The exercise ::
Determine how many lines carry the word "this". Output that number only.
=== Records to process ===
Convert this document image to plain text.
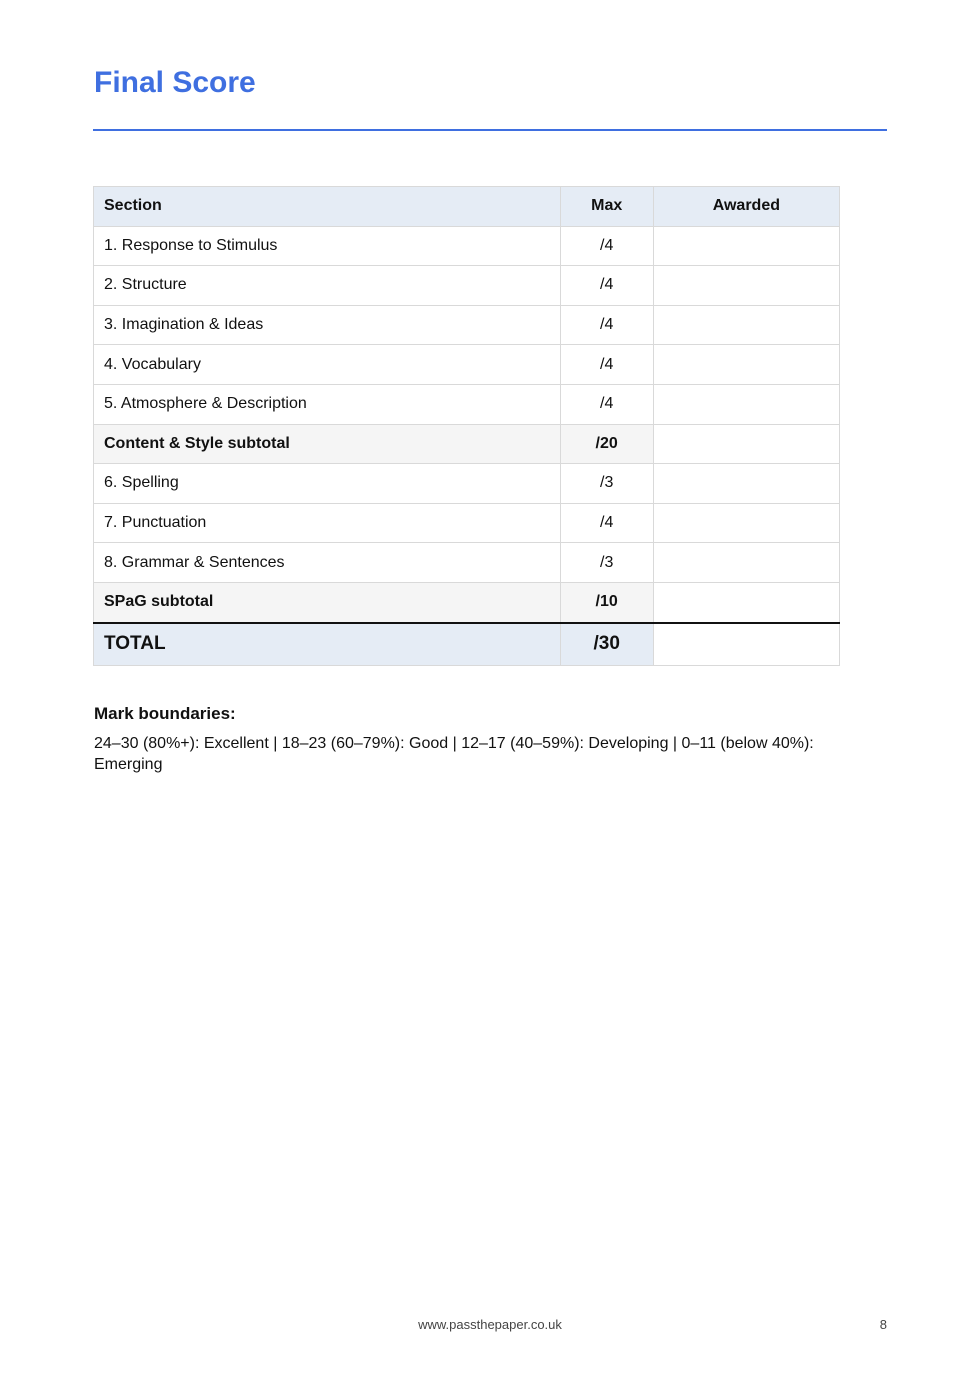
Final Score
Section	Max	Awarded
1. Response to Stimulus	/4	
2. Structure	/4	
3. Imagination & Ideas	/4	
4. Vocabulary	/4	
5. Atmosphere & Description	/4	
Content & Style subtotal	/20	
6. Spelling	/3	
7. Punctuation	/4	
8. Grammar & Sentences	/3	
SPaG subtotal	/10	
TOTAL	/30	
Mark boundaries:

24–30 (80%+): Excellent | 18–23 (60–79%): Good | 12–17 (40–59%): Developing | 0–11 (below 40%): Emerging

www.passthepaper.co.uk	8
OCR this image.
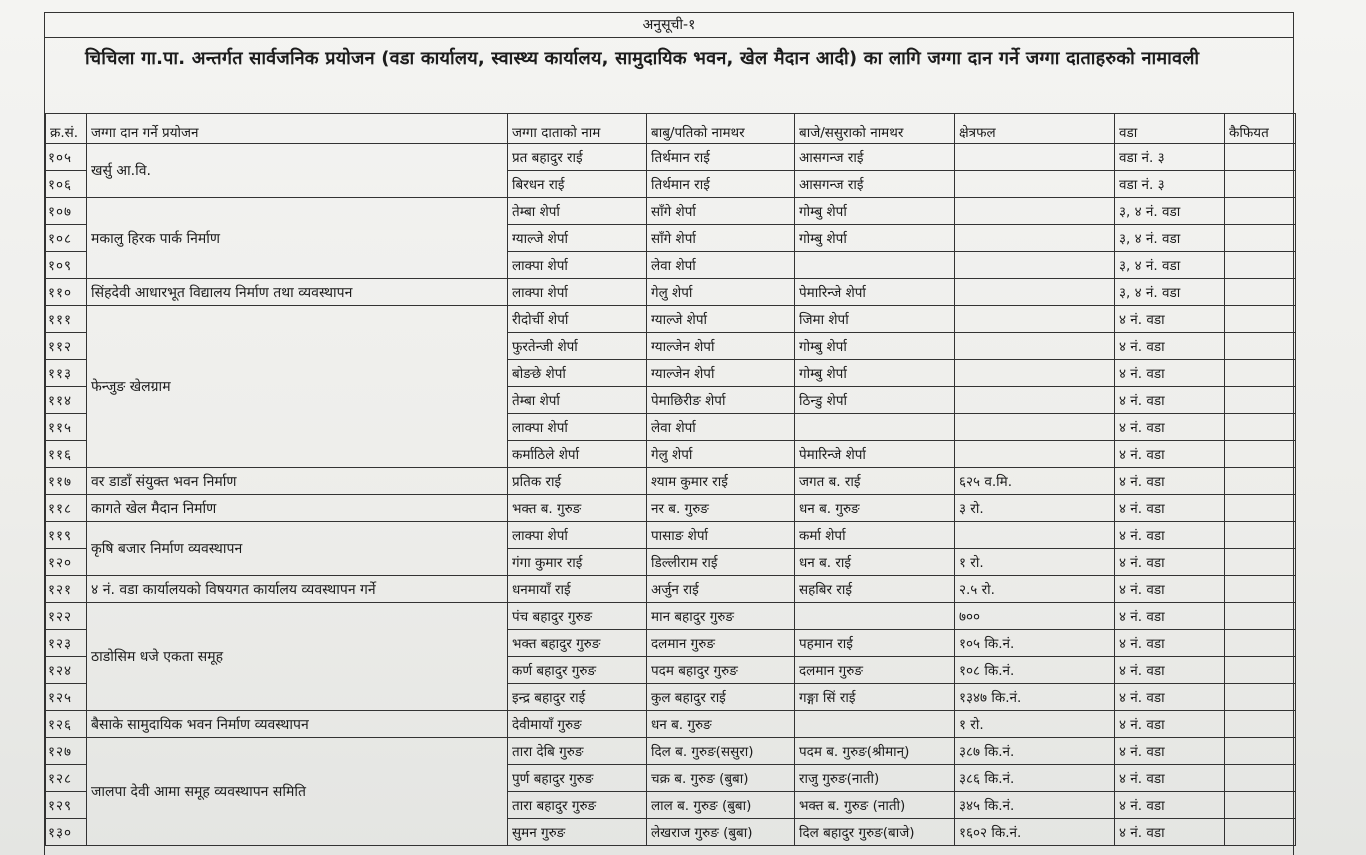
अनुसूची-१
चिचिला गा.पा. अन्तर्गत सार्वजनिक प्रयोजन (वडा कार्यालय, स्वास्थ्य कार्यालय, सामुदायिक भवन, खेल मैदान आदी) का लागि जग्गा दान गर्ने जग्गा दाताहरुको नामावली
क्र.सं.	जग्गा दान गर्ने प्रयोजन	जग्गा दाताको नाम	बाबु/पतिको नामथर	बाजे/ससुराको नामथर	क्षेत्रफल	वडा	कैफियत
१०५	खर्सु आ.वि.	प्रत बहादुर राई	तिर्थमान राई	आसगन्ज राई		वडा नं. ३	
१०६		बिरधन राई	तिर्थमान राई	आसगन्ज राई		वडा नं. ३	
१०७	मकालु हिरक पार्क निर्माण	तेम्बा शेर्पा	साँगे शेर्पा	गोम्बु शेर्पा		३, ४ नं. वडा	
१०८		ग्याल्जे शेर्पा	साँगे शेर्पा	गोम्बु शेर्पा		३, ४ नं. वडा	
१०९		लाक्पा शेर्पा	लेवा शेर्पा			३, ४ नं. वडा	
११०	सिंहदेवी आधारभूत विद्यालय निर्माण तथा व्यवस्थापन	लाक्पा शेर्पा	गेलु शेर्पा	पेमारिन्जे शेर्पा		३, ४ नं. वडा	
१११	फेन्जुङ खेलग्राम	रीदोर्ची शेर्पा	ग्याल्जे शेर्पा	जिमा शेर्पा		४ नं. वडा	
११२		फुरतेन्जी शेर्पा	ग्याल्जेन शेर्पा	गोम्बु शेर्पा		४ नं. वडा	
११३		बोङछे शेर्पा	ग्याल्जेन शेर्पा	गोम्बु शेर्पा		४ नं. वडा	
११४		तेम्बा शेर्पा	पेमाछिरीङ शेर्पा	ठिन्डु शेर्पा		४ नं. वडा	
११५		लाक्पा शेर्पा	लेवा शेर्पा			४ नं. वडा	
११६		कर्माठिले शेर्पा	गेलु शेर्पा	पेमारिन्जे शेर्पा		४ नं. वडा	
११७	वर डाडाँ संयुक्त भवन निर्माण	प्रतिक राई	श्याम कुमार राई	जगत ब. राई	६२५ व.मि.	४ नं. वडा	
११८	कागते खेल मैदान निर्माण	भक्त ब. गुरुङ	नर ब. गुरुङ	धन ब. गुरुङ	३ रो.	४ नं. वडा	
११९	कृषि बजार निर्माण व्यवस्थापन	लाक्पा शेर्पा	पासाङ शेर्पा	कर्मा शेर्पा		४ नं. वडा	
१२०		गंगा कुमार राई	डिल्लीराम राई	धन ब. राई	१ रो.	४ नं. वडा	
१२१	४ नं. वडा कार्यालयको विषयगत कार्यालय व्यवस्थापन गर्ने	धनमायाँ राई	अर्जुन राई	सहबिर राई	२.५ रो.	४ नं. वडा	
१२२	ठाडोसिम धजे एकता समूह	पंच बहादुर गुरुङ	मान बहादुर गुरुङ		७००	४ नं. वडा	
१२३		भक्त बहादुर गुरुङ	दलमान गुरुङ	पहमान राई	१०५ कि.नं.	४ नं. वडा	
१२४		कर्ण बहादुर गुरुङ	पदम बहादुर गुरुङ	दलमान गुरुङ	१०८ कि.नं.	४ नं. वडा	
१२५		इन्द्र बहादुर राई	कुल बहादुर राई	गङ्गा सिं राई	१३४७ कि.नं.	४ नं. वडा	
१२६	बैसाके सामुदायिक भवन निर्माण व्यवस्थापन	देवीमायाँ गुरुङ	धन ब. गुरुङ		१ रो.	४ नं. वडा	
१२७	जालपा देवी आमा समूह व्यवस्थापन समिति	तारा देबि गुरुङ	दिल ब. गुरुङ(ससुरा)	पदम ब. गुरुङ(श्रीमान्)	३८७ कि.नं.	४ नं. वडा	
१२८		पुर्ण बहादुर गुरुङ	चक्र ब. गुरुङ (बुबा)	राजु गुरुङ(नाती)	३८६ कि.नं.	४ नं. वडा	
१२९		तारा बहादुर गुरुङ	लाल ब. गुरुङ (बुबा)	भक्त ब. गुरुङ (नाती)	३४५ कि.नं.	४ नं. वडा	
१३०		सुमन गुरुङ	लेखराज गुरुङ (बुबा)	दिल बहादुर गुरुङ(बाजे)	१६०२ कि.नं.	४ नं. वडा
===
=== Records to process ===
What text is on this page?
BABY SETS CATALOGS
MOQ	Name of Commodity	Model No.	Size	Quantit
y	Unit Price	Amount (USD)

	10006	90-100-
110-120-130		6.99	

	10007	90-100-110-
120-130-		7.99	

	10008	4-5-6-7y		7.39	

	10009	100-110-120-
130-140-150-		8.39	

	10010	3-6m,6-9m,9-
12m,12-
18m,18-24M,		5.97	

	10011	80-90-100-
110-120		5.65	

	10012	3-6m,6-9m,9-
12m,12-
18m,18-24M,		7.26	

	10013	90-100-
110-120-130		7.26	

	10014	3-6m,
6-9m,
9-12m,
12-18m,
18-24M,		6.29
===
=== Records to process ===
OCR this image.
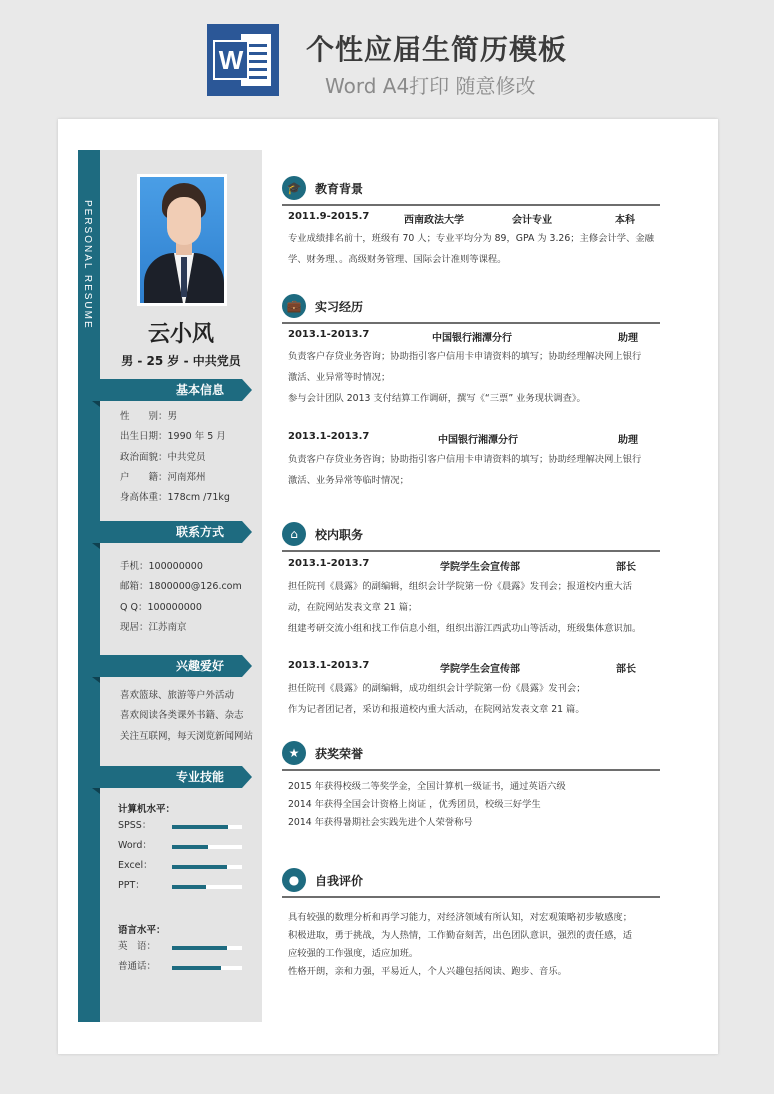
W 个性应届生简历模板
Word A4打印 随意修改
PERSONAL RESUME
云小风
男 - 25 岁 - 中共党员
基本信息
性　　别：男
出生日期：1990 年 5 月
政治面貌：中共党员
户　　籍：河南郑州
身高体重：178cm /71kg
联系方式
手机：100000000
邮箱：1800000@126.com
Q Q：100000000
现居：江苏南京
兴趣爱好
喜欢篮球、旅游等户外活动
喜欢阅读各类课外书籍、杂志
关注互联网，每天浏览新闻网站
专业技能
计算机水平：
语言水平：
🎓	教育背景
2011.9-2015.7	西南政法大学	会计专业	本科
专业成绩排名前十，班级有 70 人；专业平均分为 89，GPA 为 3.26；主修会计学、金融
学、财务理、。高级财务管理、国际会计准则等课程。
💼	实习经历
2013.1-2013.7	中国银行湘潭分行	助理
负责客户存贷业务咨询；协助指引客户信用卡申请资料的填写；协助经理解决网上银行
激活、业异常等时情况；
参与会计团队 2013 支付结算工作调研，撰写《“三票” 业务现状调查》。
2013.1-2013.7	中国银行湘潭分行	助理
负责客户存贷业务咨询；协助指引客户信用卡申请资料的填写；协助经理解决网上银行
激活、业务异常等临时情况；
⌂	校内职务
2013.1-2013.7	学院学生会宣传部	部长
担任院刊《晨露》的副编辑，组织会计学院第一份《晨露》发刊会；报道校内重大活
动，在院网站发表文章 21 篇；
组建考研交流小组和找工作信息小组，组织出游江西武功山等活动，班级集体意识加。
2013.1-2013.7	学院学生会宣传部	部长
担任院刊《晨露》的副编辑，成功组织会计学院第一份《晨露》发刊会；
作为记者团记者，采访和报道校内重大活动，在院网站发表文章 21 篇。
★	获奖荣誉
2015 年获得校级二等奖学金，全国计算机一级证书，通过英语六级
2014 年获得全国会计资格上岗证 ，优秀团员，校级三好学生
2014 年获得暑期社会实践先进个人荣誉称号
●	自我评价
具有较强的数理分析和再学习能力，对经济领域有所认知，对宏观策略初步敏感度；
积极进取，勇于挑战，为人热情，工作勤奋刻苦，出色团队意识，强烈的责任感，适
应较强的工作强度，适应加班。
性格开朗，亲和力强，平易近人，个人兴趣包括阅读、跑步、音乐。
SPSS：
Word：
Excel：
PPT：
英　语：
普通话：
===
Task response ::
4